• _Description of the task_
Output the data below in full, byte for byte. Nothing may differ.

[Data entries]
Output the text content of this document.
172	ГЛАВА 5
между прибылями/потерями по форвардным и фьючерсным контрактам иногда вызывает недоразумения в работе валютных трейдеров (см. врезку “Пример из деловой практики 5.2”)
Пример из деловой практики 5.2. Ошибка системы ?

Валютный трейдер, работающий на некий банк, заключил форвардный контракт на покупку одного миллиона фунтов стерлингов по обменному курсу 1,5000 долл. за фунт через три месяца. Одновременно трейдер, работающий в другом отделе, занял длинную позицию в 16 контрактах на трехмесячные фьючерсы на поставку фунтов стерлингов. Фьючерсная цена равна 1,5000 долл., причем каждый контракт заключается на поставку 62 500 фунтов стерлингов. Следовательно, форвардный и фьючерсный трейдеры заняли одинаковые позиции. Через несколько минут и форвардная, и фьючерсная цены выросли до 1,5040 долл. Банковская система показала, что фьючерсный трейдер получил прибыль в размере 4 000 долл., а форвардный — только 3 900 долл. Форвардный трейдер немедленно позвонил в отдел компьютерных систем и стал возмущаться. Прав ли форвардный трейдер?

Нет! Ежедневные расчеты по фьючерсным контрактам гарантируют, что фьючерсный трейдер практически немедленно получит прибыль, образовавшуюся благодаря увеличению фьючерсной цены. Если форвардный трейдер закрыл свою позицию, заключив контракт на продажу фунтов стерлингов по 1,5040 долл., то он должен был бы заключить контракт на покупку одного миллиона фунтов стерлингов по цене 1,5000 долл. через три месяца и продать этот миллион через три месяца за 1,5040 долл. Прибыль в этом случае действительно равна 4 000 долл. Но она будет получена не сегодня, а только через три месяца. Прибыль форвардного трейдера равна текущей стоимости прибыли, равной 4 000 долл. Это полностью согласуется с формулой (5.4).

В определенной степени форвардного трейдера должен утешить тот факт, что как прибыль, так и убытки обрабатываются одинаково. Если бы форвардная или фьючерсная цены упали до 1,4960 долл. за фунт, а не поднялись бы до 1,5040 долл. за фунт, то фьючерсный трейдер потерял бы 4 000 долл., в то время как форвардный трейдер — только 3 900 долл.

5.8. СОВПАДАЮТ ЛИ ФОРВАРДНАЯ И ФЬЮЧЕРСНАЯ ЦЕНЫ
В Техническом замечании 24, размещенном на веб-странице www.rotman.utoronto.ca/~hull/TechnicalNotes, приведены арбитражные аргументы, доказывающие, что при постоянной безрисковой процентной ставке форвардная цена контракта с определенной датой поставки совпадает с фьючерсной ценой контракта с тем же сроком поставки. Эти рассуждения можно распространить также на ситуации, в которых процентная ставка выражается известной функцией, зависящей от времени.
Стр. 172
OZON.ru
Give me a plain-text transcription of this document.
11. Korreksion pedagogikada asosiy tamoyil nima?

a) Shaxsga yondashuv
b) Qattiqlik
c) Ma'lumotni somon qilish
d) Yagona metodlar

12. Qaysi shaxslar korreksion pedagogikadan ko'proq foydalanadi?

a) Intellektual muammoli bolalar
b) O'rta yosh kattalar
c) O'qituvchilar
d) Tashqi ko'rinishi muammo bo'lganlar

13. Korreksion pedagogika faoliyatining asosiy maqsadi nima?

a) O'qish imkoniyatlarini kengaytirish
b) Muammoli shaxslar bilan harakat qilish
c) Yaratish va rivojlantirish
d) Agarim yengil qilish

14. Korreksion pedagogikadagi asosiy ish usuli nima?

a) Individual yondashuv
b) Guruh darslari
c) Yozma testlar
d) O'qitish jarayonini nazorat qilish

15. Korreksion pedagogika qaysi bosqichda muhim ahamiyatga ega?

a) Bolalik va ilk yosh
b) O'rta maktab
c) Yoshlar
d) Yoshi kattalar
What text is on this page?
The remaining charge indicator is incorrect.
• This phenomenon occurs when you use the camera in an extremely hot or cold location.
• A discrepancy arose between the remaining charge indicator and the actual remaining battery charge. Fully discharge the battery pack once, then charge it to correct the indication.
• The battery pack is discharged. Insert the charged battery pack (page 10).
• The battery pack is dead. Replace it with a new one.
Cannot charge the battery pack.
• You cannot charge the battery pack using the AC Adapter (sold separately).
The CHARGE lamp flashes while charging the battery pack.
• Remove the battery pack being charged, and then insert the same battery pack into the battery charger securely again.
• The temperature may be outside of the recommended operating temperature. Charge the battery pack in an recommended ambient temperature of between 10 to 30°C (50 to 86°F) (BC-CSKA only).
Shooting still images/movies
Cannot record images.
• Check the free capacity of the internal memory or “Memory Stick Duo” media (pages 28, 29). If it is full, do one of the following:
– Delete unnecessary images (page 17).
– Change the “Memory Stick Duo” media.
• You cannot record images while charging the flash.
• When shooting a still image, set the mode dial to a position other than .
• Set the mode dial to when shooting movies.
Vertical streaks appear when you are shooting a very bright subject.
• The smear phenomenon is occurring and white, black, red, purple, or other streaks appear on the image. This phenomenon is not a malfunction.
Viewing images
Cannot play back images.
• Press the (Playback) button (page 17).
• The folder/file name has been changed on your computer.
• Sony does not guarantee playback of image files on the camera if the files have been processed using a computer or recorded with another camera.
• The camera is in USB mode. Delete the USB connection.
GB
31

• _Exercise solution_
Output the text content of this document.
172	ГЛАВА 5
между прибылями/потерями по форвардным и фьючерсным контрактам иногда вызывает недоразумения в работе валютных трейдеров (см. врезку “Пример из деловой практики 5.2”)
Пример из деловой практики 5.2. Ошибка системы ?

Валютный трейдер, работающий на некий банк, заключил форвардный контракт на покупку одного миллиона фунтов стерлингов по обменному курсу 1,5000 долл. за фунт через три месяца. Одновременно трейдер, работающий в другом отделе, занял длинную позицию в 16 контрактах на трехмесячные фьючерсы на поставку фунтов стерлингов. Фьючерсная цена равна 1,5000 долл., причем каждый контракт заключается на поставку 62 500 фунтов стерлингов. Следовательно, форвардный и фьючерсный трейдеры заняли одинаковые позиции. Через несколько минут и форвардная, и фьючерсная цены выросли до 1,5040 долл. Банковская система показала, что фьючерсный трейдер получил прибыль в размере 4 000 долл., а форвардный — только 3 900 долл. Форвардный трейдер немедленно позвонил в отдел компьютерных систем и стал возмущаться. Прав ли форвардный трейдер?

Нет! Ежедневные расчеты по фьючерсным контрактам гарантируют, что фьючерсный трейдер практически немедленно получит прибыль, образовавшуюся благодаря увеличению фьючерсной цены. Если форвардный трейдер закрыл свою позицию, заключив контракт на продажу фунтов стерлингов по 1,5040 долл., то он должен был бы заключить контракт на покупку одного миллиона фунтов стерлингов по цене 1,5000 долл. через три месяца и продать этот миллион через три месяца за 1,5040 долл. Прибыль в этом случае действительно равна 4 000 долл. Но она будет получена не сегодня, а только через три месяца. Прибыль форвардного трейдера равна текущей стоимости прибыли, равной 4 000 долл. Это полностью согласуется с формулой (5.4).

В определенной степени форвардного трейдера должен утешить тот факт, что как прибыль, так и убытки обрабатываются одинаково. Если бы форвардная или фьючерсная цены упали до 1,4960 долл. за фунт, а не поднялись бы до 1,5040 долл. за фунт, то фьючерсный трейдер потерял бы 4 000 долл., в то время как форвардный трейдер — только 3 900 долл.

5.8. СОВПАДАЮТ ЛИ ФОРВАРДНАЯ И ФЬЮЧЕРСНАЯ ЦЕНЫ
В Техническом замечании 24, размещенном на веб-странице www.rotman.utoronto.ca/~hull/TechnicalNotes, приведены арбитражные аргументы, доказывающие, что при постоянной безрисковой процентной ставке форвардная цена контракта с определенной датой поставки совпадает с фьючерсной ценой контракта с тем же сроком поставки. Эти рассуждения можно распространить также на ситуации, в которых процентная ставка выражается известной функцией, зависящей от времени.
Стр. 172
OZON.ru
Give me a plain-text transcription of this document.
11. Korreksion pedagogikada asosiy tamoyil nima?

a) Shaxsga yondashuv
b) Qattiqlik
c) Ma'lumotni somon qilish
d) Yagona metodlar

12. Qaysi shaxslar korreksion pedagogikadan ko'proq foydalanadi?

a) Intellektual muammoli bolalar
b) O'rta yosh kattalar
c) O'qituvchilar
d) Tashqi ko'rinishi muammo bo'lganlar

13. Korreksion pedagogika faoliyatining asosiy maqsadi nima?

a) O'qish imkoniyatlarini kengaytirish
b) Muammoli shaxslar bilan harakat qilish
c) Yaratish va rivojlantirish
d) Agarim yengil qilish

14. Korreksion pedagogikadagi asosiy ish usuli nima?

a) Individual yondashuv
b) Guruh darslari
c) Yozma testlar
d) O'qitish jarayonini nazorat qilish

15. Korreksion pedagogika qaysi bosqichda muhim ahamiyatga ega?

a) Bolalik va ilk yosh
b) O'rta maktab
c) Yoshlar
d) Yoshi kattalar
What text is on this page?
The remaining charge indicator is incorrect.
• This phenomenon occurs when you use the camera in an extremely hot or cold location.
• A discrepancy arose between the remaining charge indicator and the actual remaining battery charge. Fully discharge the battery pack once, then charge it to correct the indication.
• The battery pack is discharged. Insert the charged battery pack (page 10).
• The battery pack is dead. Replace it with a new one.
Cannot charge the battery pack.
• You cannot charge the battery pack using the AC Adapter (sold separately).
The CHARGE lamp flashes while charging the battery pack.
• Remove the battery pack being charged, and then insert the same battery pack into the battery charger securely again.
• The temperature may be outside of the recommended operating temperature. Charge the battery pack in an recommended ambient temperature of between 10 to 30°C (50 to 86°F) (BC-CSKA only).
Shooting still images/movies
Cannot record images.
• Check the free capacity of the internal memory or “Memory Stick Duo” media (pages 28, 29). If it is full, do one of the following:
– Delete unnecessary images (page 17).
– Change the “Memory Stick Duo” media.
• You cannot record images while charging the flash.
• When shooting a still image, set the mode dial to a position other than .
• Set the mode dial to when shooting movies.
Vertical streaks appear when you are shooting a very bright subject.
• The smear phenomenon is occurring and white, black, red, purple, or other streaks appear on the image. This phenomenon is not a malfunction.
Viewing images
Cannot play back images.
• Press the (Playback) button (page 17).
• The folder/file name has been changed on your computer.
• Sony does not guarantee playback of image files on the camera if the files have been processed using a computer or recorded with another camera.
• The camera is in USB mode. Delete the USB connection.
GB
31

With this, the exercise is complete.